Records to use:
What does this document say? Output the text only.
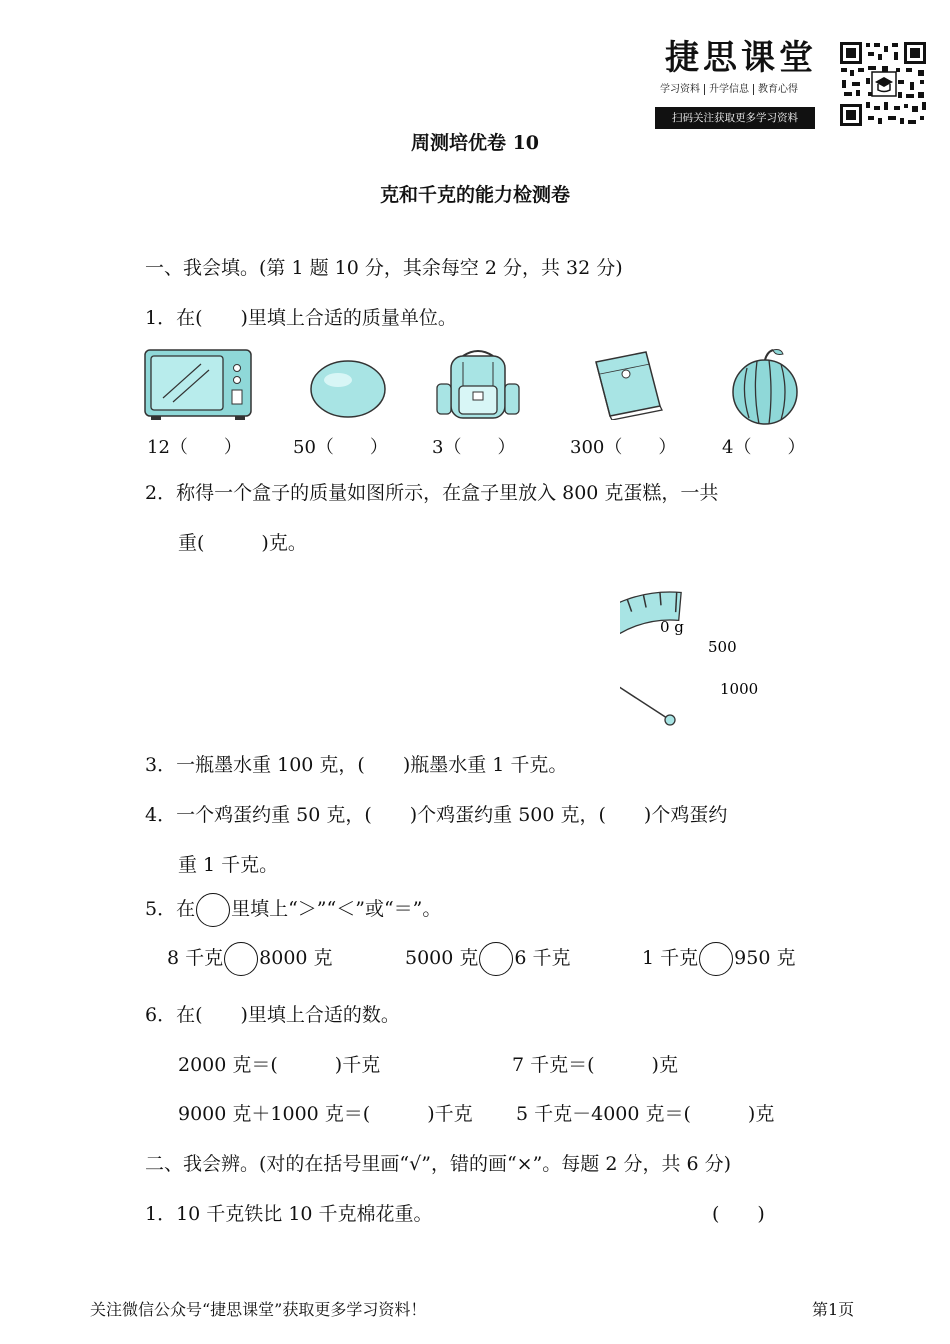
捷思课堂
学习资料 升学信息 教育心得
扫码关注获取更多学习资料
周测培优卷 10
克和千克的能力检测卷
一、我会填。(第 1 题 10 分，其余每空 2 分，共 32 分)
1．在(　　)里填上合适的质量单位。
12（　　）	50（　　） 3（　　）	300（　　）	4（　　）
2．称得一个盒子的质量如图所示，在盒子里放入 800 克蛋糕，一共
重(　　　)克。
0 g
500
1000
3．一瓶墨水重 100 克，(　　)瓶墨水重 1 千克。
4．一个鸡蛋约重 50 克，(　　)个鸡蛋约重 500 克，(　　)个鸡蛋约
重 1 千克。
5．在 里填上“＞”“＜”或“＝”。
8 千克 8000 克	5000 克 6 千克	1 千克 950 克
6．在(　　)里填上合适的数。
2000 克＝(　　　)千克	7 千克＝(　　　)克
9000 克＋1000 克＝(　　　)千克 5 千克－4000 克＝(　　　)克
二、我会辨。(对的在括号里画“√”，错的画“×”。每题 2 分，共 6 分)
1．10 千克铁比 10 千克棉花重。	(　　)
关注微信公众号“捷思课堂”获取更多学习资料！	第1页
* * *
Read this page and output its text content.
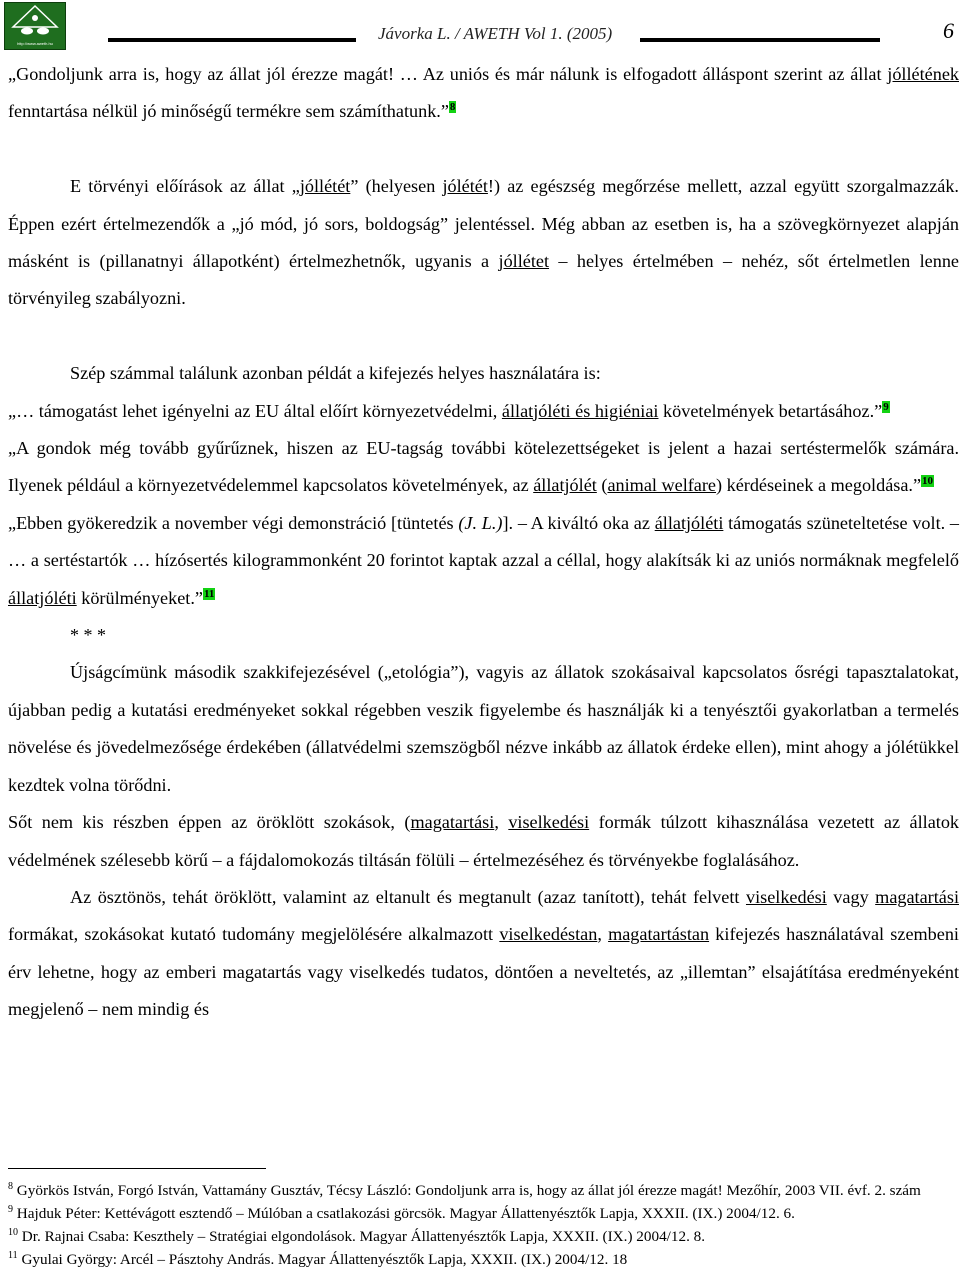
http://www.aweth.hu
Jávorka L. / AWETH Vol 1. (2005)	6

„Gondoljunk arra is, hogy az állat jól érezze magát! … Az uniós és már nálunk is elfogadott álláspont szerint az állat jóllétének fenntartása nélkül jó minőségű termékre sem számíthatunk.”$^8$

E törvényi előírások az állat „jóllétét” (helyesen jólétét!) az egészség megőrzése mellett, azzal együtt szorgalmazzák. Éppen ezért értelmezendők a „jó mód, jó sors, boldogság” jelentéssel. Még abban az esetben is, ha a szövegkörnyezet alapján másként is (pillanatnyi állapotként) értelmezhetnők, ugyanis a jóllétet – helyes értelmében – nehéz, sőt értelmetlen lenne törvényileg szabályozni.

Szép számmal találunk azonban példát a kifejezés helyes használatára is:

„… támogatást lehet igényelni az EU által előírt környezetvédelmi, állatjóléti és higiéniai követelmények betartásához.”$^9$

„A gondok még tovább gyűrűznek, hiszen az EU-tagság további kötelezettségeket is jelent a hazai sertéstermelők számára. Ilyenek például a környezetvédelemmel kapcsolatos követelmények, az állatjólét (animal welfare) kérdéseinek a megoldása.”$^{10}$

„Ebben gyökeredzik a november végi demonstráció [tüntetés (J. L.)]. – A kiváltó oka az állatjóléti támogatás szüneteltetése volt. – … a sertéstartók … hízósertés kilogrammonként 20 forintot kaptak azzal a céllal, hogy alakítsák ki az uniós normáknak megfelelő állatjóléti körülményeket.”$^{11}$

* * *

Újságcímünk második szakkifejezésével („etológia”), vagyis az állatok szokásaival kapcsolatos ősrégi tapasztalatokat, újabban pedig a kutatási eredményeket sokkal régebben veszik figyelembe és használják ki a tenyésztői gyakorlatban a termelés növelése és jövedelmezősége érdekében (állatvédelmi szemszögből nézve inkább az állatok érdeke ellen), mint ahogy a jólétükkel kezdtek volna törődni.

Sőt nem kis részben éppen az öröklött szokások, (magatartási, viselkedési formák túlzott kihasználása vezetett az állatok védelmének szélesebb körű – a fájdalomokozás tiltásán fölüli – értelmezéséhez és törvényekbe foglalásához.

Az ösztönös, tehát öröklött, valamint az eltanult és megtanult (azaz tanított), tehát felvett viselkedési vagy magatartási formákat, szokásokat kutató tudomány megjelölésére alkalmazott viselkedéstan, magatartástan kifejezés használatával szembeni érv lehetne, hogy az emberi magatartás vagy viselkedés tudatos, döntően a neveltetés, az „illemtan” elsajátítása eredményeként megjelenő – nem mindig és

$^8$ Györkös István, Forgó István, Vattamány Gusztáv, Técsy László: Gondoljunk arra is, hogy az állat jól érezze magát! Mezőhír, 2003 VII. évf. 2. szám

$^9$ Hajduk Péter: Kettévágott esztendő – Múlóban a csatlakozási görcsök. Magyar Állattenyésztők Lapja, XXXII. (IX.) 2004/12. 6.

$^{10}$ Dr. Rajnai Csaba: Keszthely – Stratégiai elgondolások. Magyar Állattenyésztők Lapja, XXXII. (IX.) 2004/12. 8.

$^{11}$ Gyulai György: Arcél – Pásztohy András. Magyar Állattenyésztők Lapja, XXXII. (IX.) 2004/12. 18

Problem to work on:
Pull out all lines containing the word "kapcsolatos" from the entries above.

Written response:
„A gondok még tovább gyűrűznek, hiszen az EU-tagság további kötelezettségeket is jelent a hazai sertéstermelők számára. Ilyenek például a környezetvédelemmel kapcsolatos követelmények, az állatjólét (animal welfare) kérdéseinek a megoldása.”$^{10}$
Újságcímünk második szakkifejezésével („etológia”), vagyis az állatok szokásaival kapcsolatos ősrégi tapasztalatokat, újabban pedig a kutatási eredményeket sokkal régebben veszik figyelembe és használják ki a tenyésztői gyakorlatban a termelés növelése és jövedelmezősége érdekében (állatvédelmi szemszögből nézve inkább az állatok érdeke ellen), mint ahogy a jólétükkel kezdtek volna törődni.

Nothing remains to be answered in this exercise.